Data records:
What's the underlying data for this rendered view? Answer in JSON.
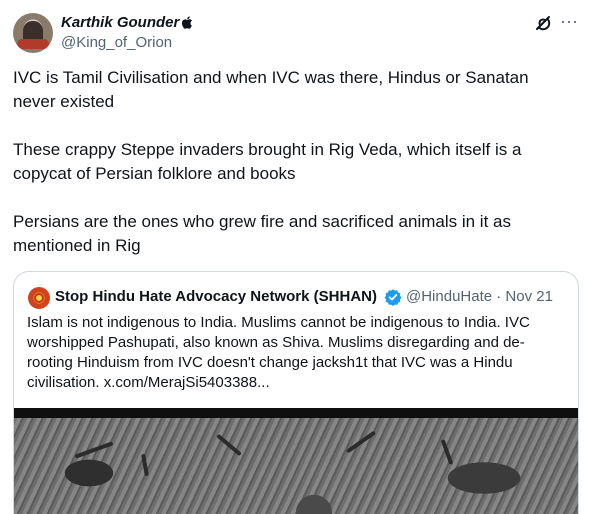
{
  "author": {
    "name": "Karthik Gounder",
    "handle": "@King_of_Orion",
    "badge_icon": "apple-icon"
  },
  "header_actions": {
    "grok_icon": "grok-icon",
    "more_icon": "more-icon",
    "more_glyph": "···"
  },
  "post": {
    "paragraphs": [
      "IVC is Tamil Civilisation and when IVC was there,  Hindus or Sanatan never existed",
      "These crappy Steppe invaders brought in Rig Veda, which itself is a copycat of Persian folklore and books",
      "Persians are the ones who grew fire and sacrificed animals in it as mentioned in Rig"
    ]
  },
  "quote": {
    "name": "Stop Hindu Hate Advocacy Network (SHHAN)",
    "verified": true,
    "handle_date": "@HinduHate · Nov 21",
    "text": "Islam is not indigenous to India. Muslims cannot be indigenous to India.  IVC worshipped Pashupati, also known as Shiva. Muslims disregarding and de-rooting Hinduism from IVC doesn't change jacksh1t that IVC was a Hindu civilisation.  x.com/MerajSi5403388...",
    "media_icon": "seal-image"
  },
  "colors": {
    "text": "#0f1419",
    "secondary": "#536471",
    "border": "#cfd9de",
    "verified": "#1d9bf0"
  }
}
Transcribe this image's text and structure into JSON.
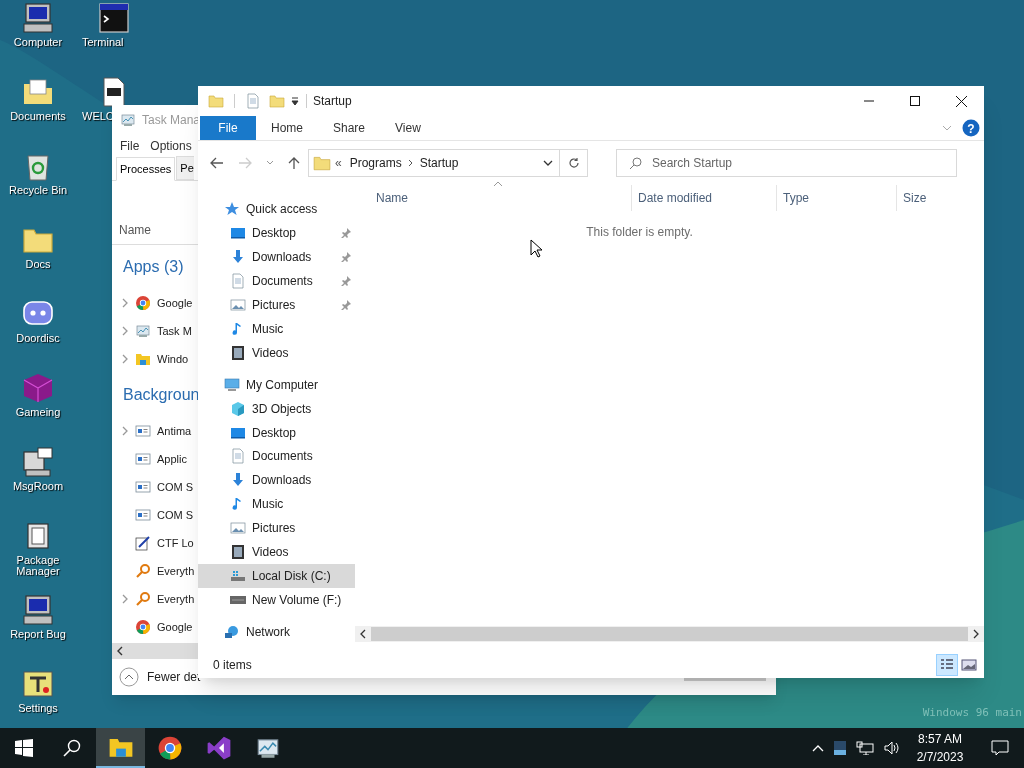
{
  "desktop": {
    "icon_columns": [
      {
        "icons": [
          {
            "label": "Computer",
            "kind": "computer"
          },
          {
            "label": "Documents",
            "kind": "docfolder"
          },
          {
            "label": "Recycle Bin",
            "kind": "bin"
          },
          {
            "label": "Docs",
            "kind": "folder"
          },
          {
            "label": "Doordisc",
            "kind": "chat"
          },
          {
            "label": "Gameing",
            "kind": "cube"
          },
          {
            "label": "MsgRoom",
            "kind": "msg"
          },
          {
            "label": "Package Manager",
            "kind": "package"
          },
          {
            "label": "Report Bug",
            "kind": "computer"
          },
          {
            "label": "Settings",
            "kind": "tools"
          }
        ]
      },
      {
        "icons": [
          {
            "label": "Terminal",
            "kind": "terminal"
          },
          {
            "label": "WELC",
            "kind": "markdown"
          }
        ]
      }
    ],
    "watermark": "Windows 96 main"
  },
  "task_manager": {
    "title": "Task Mana",
    "menu": [
      "File",
      "Options"
    ],
    "tabs": [
      {
        "label": "Processes",
        "selected": true
      },
      {
        "label": "Pe",
        "selected": false
      }
    ],
    "column": "Name",
    "groups": [
      {
        "title": "Apps (3)",
        "rows": [
          {
            "name": "Google",
            "kind": "chrome",
            "expandable": true
          },
          {
            "name": "Task M",
            "kind": "taskmgr",
            "expandable": true
          },
          {
            "name": "Windo",
            "kind": "explorer",
            "expandable": true
          }
        ]
      },
      {
        "title": "Backgroun",
        "rows": [
          {
            "name": "Antima",
            "kind": "service",
            "expandable": true
          },
          {
            "name": "Applic",
            "kind": "service",
            "expandable": false
          },
          {
            "name": "COM S",
            "kind": "service",
            "expandable": false
          },
          {
            "name": "COM S",
            "kind": "service",
            "expandable": false
          },
          {
            "name": "CTF Lo",
            "kind": "pen",
            "expandable": false
          },
          {
            "name": "Everyth",
            "kind": "search",
            "expandable": false
          },
          {
            "name": "Everyth",
            "kind": "search",
            "expandable": true
          },
          {
            "name": "Google",
            "kind": "chrome",
            "expandable": false
          }
        ]
      }
    ],
    "footer": "Fewer det"
  },
  "explorer": {
    "title": "Startup",
    "help": "?",
    "ribbon_tabs": [
      {
        "label": "File",
        "selected": true
      },
      {
        "label": "Home",
        "selected": false
      },
      {
        "label": "Share",
        "selected": false
      },
      {
        "label": "View",
        "selected": false
      }
    ],
    "breadcrumb_overflow": "«",
    "breadcrumb": [
      "Programs",
      "Startup"
    ],
    "search_placeholder": "Search Startup",
    "columns": [
      "Name",
      "Date modified",
      "Type",
      "Size"
    ],
    "empty_message": "This folder is empty.",
    "nav": [
      {
        "label": "Quick access",
        "kind": "star",
        "selected": false,
        "children": [
          {
            "label": "Desktop",
            "kind": "desktop",
            "pinned": true,
            "selected": false
          },
          {
            "label": "Downloads",
            "kind": "download",
            "pinned": true,
            "selected": false
          },
          {
            "label": "Documents",
            "kind": "document",
            "pinned": true,
            "selected": false
          },
          {
            "label": "Pictures",
            "kind": "pictures",
            "pinned": true,
            "selected": false
          },
          {
            "label": "Music",
            "kind": "music",
            "pinned": false,
            "selected": false
          },
          {
            "label": "Videos",
            "kind": "video",
            "pinned": false,
            "selected": false
          }
        ]
      },
      {
        "label": "My Computer",
        "kind": "pc",
        "selected": false,
        "children": [
          {
            "label": "3D Objects",
            "kind": "cube3d",
            "pinned": false,
            "selected": false
          },
          {
            "label": "Desktop",
            "kind": "desktop",
            "pinned": false,
            "selected": false
          },
          {
            "label": "Documents",
            "kind": "document",
            "pinned": false,
            "selected": false
          },
          {
            "label": "Downloads",
            "kind": "download",
            "pinned": false,
            "selected": false
          },
          {
            "label": "Music",
            "kind": "music",
            "pinned": false,
            "selected": false
          },
          {
            "label": "Pictures",
            "kind": "pictures",
            "pinned": false,
            "selected": false
          },
          {
            "label": "Videos",
            "kind": "video",
            "pinned": false,
            "selected": false
          },
          {
            "label": "Local Disk (C:)",
            "kind": "disk_c",
            "pinned": false,
            "selected": true
          },
          {
            "label": "New Volume (F:)",
            "kind": "disk",
            "pinned": false,
            "selected": false
          }
        ]
      },
      {
        "label": "Network",
        "kind": "network",
        "selected": false
      }
    ],
    "status": "0 items",
    "views": [
      {
        "kind": "details",
        "selected": true
      },
      {
        "kind": "tiles",
        "selected": false
      }
    ]
  },
  "taskbar": {
    "apps": [
      {
        "kind": "explorer",
        "active": true
      },
      {
        "kind": "chrome",
        "active": false
      },
      {
        "kind": "vs",
        "active": false
      },
      {
        "kind": "taskmgr",
        "active": false
      }
    ],
    "time": "8:57 AM",
    "date": "2/7/2023"
  }
}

* YOUR INSTRUCTIONS
Quote every entry exactly, with the pictures omitted.

* RESPONSE TO THIS EXERCISE
What's the underlying data for this rendered view? Answer in JSON.
{
  "author": {
    "name": "Karthik Gounder",
    "handle": "@King_of_Orion",
    "badge_icon": "apple-icon"
  },
  "header_actions": {
    "grok_icon": "grok-icon",
    "more_icon": "more-icon",
    "more_glyph": "···"
  },
  "post": {
    "paragraphs": [
      "IVC is Tamil Civilisation and when IVC was there,  Hindus or Sanatan never existed",
      "These crappy Steppe invaders brought in Rig Veda, which itself is a copycat of Persian folklore and books",
      "Persians are the ones who grew fire and sacrificed animals in it as mentioned in Rig"
    ]
  },
  "quote": {
    "name": "Stop Hindu Hate Advocacy Network (SHHAN)",
    "verified": true,
    "handle_date": "@HinduHate · Nov 21",
    "text": "Islam is not indigenous to India. Muslims cannot be indigenous to India.  IVC worshipped Pashupati, also known as Shiva. Muslims disregarding and de-rooting Hinduism from IVC doesn't change jacksh1t that IVC was a Hindu civilisation.  x.com/MerajSi5403388...",
    "media_icon": "seal-image"
  },
  "colors": {
    "text": "#0f1419",
    "secondary": "#536471",
    "border": "#cfd9de",
    "verified": "#1d9bf0"
  }
}
Transcribe this image's text and structure into JSON.
{
  "desktop": {
    "icon_columns": [
      {
        "icons": [
          {
            "label": "Computer",
            "kind": "computer"
          },
          {
            "label": "Documents",
            "kind": "docfolder"
          },
          {
            "label": "Recycle Bin",
            "kind": "bin"
          },
          {
            "label": "Docs",
            "kind": "folder"
          },
          {
            "label": "Doordisc",
            "kind": "chat"
          },
          {
            "label": "Gameing",
            "kind": "cube"
          },
          {
            "label": "MsgRoom",
            "kind": "msg"
          },
          {
            "label": "Package Manager",
            "kind": "package"
          },
          {
            "label": "Report Bug",
            "kind": "computer"
          },
          {
            "label": "Settings",
            "kind": "tools"
          }
        ]
      },
      {
        "icons": [
          {
            "label": "Terminal",
            "kind": "terminal"
          },
          {
            "label": "WELC",
            "kind": "markdown"
          }
        ]
      }
    ],
    "watermark": "Windows 96 main"
  },
  "task_manager": {
    "title": "Task Mana",
    "menu": [
      "File",
      "Options"
    ],
    "tabs": [
      {
        "label": "Processes",
        "selected": true
      },
      {
        "label": "Pe",
        "selected": false
      }
    ],
    "column": "Name",
    "groups": [
      {
        "title": "Apps (3)",
        "rows": [
          {
            "name": "Google",
            "kind": "chrome",
            "expandable": true
          },
          {
            "name": "Task M",
            "kind": "taskmgr",
            "expandable": true
          },
          {
            "name": "Windo",
            "kind": "explorer",
            "expandable": true
          }
        ]
      },
      {
        "title": "Backgroun",
        "rows": [
          {
            "name": "Antima",
            "kind": "service",
            "expandable": true
          },
          {
            "name": "Applic",
            "kind": "service",
            "expandable": false
          },
          {
            "name": "COM S",
            "kind": "service",
            "expandable": false
          },
          {
            "name": "COM S",
            "kind": "service",
            "expandable": false
          },
          {
            "name": "CTF Lo",
            "kind": "pen",
            "expandable": false
          },
          {
            "name": "Everyth",
            "kind": "search",
            "expandable": false
          },
          {
            "name": "Everyth",
            "kind": "search",
            "expandable": true
          },
          {
            "name": "Google",
            "kind": "chrome",
            "expandable": false
          }
        ]
      }
    ],
    "footer": "Fewer det"
  },
  "explorer": {
    "title": "Startup",
    "help": "?",
    "ribbon_tabs": [
      {
        "label": "File",
        "selected": true
      },
      {
        "label": "Home",
        "selected": false
      },
      {
        "label": "Share",
        "selected": false
      },
      {
        "label": "View",
        "selected": false
      }
    ],
    "breadcrumb_overflow": "«",
    "breadcrumb": [
      "Programs",
      "Startup"
    ],
    "search_placeholder": "Search Startup",
    "columns": [
      "Name",
      "Date modified",
      "Type",
      "Size"
    ],
    "empty_message": "This folder is empty.",
    "nav": [
      {
        "label": "Quick access",
        "kind": "star",
        "selected": false,
        "children": [
          {
            "label": "Desktop",
            "kind": "desktop",
            "pinned": true,
            "selected": false
          },
          {
            "label": "Downloads",
            "kind": "download",
            "pinned": true,
            "selected": false
          },
          {
            "label": "Documents",
            "kind": "document",
            "pinned": true,
            "selected": false
          },
          {
            "label": "Pictures",
            "kind": "pictures",
            "pinned": true,
            "selected": false
          },
          {
            "label": "Music",
            "kind": "music",
            "pinned": false,
            "selected": false
          },
          {
            "label": "Videos",
            "kind": "video",
            "pinned": false,
            "selected": false
          }
        ]
      },
      {
        "label": "My Computer",
        "kind": "pc",
        "selected": false,
        "children": [
          {
            "label": "3D Objects",
            "kind": "cube3d",
            "pinned": false,
            "selected": false
          },
          {
            "label": "Desktop",
            "kind": "desktop",
            "pinned": false,
            "selected": false
          },
          {
            "label": "Documents",
            "kind": "document",
            "pinned": false,
            "selected": false
          },
          {
            "label": "Downloads",
            "kind": "download",
            "pinned": false,
            "selected": false
          },
          {
            "label": "Music",
            "kind": "music",
            "pinned": false,
            "selected": false
          },
          {
            "label": "Pictures",
            "kind": "pictures",
            "pinned": false,
            "selected": false
          },
          {
            "label": "Videos",
            "kind": "video",
            "pinned": false,
            "selected": false
          },
          {
            "label": "Local Disk (C:)",
            "kind": "disk_c",
            "pinned": false,
            "selected": true
          },
          {
            "label": "New Volume (F:)",
            "kind": "disk",
            "pinned": false,
            "selected": false
          }
        ]
      },
      {
        "label": "Network",
        "kind": "network",
        "selected": false
      }
    ],
    "status": "0 items",
    "views": [
      {
        "kind": "details",
        "selected": true
      },
      {
        "kind": "tiles",
        "selected": false
      }
    ]
  },
  "taskbar": {
    "apps": [
      {
        "kind": "explorer",
        "active": true
      },
      {
        "kind": "chrome",
        "active": false
      },
      {
        "kind": "vs",
        "active": false
      },
      {
        "kind": "taskmgr",
        "active": false
      }
    ],
    "time": "8:57 AM",
    "date": "2/7/2023"
  }
}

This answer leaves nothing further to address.